▸ **Work to be completed**: Restate each entry word for word, leaving nothing out.

(Entries with figure data)
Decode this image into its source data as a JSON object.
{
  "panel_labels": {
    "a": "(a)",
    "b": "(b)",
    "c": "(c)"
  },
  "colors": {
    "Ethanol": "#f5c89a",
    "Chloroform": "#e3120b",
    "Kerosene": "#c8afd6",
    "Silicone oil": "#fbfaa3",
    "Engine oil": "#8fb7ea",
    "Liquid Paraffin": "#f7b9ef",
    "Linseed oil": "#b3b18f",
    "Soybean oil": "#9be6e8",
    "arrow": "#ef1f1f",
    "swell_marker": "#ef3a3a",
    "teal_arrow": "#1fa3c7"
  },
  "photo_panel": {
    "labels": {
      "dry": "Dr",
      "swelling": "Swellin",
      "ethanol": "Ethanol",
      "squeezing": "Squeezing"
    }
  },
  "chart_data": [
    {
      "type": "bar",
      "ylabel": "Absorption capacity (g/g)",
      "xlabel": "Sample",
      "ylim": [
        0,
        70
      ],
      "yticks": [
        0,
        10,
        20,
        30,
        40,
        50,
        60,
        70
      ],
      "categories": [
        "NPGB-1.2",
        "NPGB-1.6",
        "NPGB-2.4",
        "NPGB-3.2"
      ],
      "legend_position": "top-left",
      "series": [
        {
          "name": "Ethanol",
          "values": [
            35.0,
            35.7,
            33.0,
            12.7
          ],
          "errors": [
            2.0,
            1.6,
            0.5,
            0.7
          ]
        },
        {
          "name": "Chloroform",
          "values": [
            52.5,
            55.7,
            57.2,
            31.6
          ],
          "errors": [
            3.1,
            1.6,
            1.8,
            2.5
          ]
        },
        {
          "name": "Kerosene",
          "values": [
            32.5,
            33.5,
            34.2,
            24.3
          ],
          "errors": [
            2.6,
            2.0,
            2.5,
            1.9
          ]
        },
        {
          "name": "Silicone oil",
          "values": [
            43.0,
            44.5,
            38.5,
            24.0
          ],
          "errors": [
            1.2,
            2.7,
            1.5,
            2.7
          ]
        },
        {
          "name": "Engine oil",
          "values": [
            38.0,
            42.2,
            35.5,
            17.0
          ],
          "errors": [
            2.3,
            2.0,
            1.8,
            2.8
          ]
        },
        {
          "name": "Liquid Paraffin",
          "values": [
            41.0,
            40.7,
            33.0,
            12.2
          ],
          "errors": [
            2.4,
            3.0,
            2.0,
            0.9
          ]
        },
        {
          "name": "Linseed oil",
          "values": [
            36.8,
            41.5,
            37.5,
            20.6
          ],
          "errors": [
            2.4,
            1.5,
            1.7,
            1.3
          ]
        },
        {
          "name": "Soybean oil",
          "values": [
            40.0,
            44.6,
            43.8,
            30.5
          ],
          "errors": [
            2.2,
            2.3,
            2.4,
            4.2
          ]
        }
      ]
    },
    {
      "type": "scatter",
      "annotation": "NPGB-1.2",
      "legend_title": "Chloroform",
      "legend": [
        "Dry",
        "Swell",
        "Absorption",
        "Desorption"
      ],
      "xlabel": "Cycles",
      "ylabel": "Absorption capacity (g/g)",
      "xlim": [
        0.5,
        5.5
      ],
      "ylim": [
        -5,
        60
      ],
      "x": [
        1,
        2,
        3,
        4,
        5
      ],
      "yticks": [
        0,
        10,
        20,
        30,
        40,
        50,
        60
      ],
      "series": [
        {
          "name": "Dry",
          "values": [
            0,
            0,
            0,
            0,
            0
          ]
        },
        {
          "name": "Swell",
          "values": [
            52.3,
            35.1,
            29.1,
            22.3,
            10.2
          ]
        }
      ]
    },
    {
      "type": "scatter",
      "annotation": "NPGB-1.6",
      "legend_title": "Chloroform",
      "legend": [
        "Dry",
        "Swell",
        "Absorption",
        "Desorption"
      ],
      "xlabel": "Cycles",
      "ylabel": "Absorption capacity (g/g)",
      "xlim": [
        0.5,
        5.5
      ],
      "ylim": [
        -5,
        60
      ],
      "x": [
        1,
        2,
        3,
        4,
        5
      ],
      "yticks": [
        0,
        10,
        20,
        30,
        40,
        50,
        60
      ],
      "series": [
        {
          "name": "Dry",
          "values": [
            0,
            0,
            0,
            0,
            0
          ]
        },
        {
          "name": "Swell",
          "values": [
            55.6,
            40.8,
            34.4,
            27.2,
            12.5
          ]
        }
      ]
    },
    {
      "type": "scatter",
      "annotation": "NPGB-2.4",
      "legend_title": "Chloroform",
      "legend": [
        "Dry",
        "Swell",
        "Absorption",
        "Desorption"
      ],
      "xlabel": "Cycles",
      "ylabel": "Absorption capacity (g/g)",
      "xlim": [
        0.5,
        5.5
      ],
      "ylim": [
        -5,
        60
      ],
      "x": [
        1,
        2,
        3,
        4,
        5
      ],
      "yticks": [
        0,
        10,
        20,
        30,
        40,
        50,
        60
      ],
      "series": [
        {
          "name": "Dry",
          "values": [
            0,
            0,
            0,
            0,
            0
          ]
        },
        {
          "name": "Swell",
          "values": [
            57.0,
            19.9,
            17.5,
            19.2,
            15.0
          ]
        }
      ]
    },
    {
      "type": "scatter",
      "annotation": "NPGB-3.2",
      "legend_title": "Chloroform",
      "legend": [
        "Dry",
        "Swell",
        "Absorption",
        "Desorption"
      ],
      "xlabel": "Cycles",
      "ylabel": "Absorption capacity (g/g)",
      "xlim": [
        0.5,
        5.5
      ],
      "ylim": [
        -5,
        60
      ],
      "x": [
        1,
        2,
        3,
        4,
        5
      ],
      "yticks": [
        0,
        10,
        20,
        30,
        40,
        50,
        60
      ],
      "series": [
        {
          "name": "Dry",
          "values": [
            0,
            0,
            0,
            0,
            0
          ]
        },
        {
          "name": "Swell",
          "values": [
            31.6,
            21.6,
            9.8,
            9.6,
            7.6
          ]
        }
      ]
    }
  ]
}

▸ **Reply**:
Decode this image into its source data as a JSON object.
{
  "panel_labels": {
    "a": "(a)",
    "b": "(b)",
    "c": "(c)"
  },
  "colors": {
    "Ethanol": "#f5c89a",
    "Chloroform": "#e3120b",
    "Kerosene": "#c8afd6",
    "Silicone oil": "#fbfaa3",
    "Engine oil": "#8fb7ea",
    "Liquid Paraffin": "#f7b9ef",
    "Linseed oil": "#b3b18f",
    "Soybean oil": "#9be6e8",
    "arrow": "#ef1f1f",
    "swell_marker": "#ef3a3a",
    "teal_arrow": "#1fa3c7"
  },
  "photo_panel": {
    "labels": {
      "dry": "Dr",
      "swelling": "Swellin",
      "ethanol": "Ethanol",
      "squeezing": "Squeezing"
    }
  },
  "chart_data": [
    {
      "type": "bar",
      "ylabel": "Absorption capacity (g/g)",
      "xlabel": "Sample",
      "ylim": [
        0,
        70
      ],
      "yticks": [
        0,
        10,
        20,
        30,
        40,
        50,
        60,
        70
      ],
      "categories": [
        "NPGB-1.2",
        "NPGB-1.6",
        "NPGB-2.4",
        "NPGB-3.2"
      ],
      "legend_position": "top-left",
      "series": [
        {
          "name": "Ethanol",
          "values": [
            35.0,
            35.7,
            33.0,
            12.7
          ],
          "errors": [
            2.0,
            1.6,
            0.5,
            0.7
          ]
        },
        {
          "name": "Chloroform",
          "values": [
            52.5,
            55.7,
            57.2,
            31.6
          ],
          "errors": [
            3.1,
            1.6,
            1.8,
            2.5
          ]
        },
        {
          "name": "Kerosene",
          "values": [
            32.5,
            33.5,
            34.2,
            24.3
          ],
          "errors": [
            2.6,
            2.0,
            2.5,
            1.9
          ]
        },
        {
          "name": "Silicone oil",
          "values": [
            43.0,
            44.5,
            38.5,
            24.0
          ],
          "errors": [
            1.2,
            2.7,
            1.5,
            2.7
          ]
        },
        {
          "name": "Engine oil",
          "values": [
            38.0,
            42.2,
            35.5,
            17.0
          ],
          "errors": [
            2.3,
            2.0,
            1.8,
            2.8
          ]
        },
        {
          "name": "Liquid Paraffin",
          "values": [
            41.0,
            40.7,
            33.0,
            12.2
          ],
          "errors": [
            2.4,
            3.0,
            2.0,
            0.9
          ]
        },
        {
          "name": "Linseed oil",
          "values": [
            36.8,
            41.5,
            37.5,
            20.6
          ],
          "errors": [
            2.4,
            1.5,
            1.7,
            1.3
          ]
        },
        {
          "name": "Soybean oil",
          "values": [
            40.0,
            44.6,
            43.8,
            30.5
          ],
          "errors": [
            2.2,
            2.3,
            2.4,
            4.2
          ]
        }
      ]
    },
    {
      "type": "scatter",
      "annotation": "NPGB-1.2",
      "legend_title": "Chloroform",
      "legend": [
        "Dry",
        "Swell",
        "Absorption",
        "Desorption"
      ],
      "xlabel": "Cycles",
      "ylabel": "Absorption capacity (g/g)",
      "xlim": [
        0.5,
        5.5
      ],
      "ylim": [
        -5,
        60
      ],
      "x": [
        1,
        2,
        3,
        4,
        5
      ],
      "yticks": [
        0,
        10,
        20,
        30,
        40,
        50,
        60
      ],
      "series": [
        {
          "name": "Dry",
          "values": [
            0,
            0,
            0,
            0,
            0
          ]
        },
        {
          "name": "Swell",
          "values": [
            52.3,
            35.1,
            29.1,
            22.3,
            10.2
          ]
        }
      ]
    },
    {
      "type": "scatter",
      "annotation": "NPGB-1.6",
      "legend_title": "Chloroform",
      "legend": [
        "Dry",
        "Swell",
        "Absorption",
        "Desorption"
      ],
      "xlabel": "Cycles",
      "ylabel": "Absorption capacity (g/g)",
      "xlim": [
        0.5,
        5.5
      ],
      "ylim": [
        -5,
        60
      ],
      "x": [
        1,
        2,
        3,
        4,
        5
      ],
      "yticks": [
        0,
        10,
        20,
        30,
        40,
        50,
        60
      ],
      "series": [
        {
          "name": "Dry",
          "values": [
            0,
            0,
            0,
            0,
            0
          ]
        },
        {
          "name": "Swell",
          "values": [
            55.6,
            40.8,
            34.4,
            27.2,
            12.5
          ]
        }
      ]
    },
    {
      "type": "scatter",
      "annotation": "NPGB-2.4",
      "legend_title": "Chloroform",
      "legend": [
        "Dry",
        "Swell",
        "Absorption",
        "Desorption"
      ],
      "xlabel": "Cycles",
      "ylabel": "Absorption capacity (g/g)",
      "xlim": [
        0.5,
        5.5
      ],
      "ylim": [
        -5,
        60
      ],
      "x": [
        1,
        2,
        3,
        4,
        5
      ],
      "yticks": [
        0,
        10,
        20,
        30,
        40,
        50,
        60
      ],
      "series": [
        {
          "name": "Dry",
          "values": [
            0,
            0,
            0,
            0,
            0
          ]
        },
        {
          "name": "Swell",
          "values": [
            57.0,
            19.9,
            17.5,
            19.2,
            15.0
          ]
        }
      ]
    },
    {
      "type": "scatter",
      "annotation": "NPGB-3.2",
      "legend_title": "Chloroform",
      "legend": [
        "Dry",
        "Swell",
        "Absorption",
        "Desorption"
      ],
      "xlabel": "Cycles",
      "ylabel": "Absorption capacity (g/g)",
      "xlim": [
        0.5,
        5.5
      ],
      "ylim": [
        -5,
        60
      ],
      "x": [
        1,
        2,
        3,
        4,
        5
      ],
      "yticks": [
        0,
        10,
        20,
        30,
        40,
        50,
        60
      ],
      "series": [
        {
          "name": "Dry",
          "values": [
            0,
            0,
            0,
            0,
            0
          ]
        },
        {
          "name": "Swell",
          "values": [
            31.6,
            21.6,
            9.8,
            9.6,
            7.6
          ]
        }
      ]
    }
  ]
}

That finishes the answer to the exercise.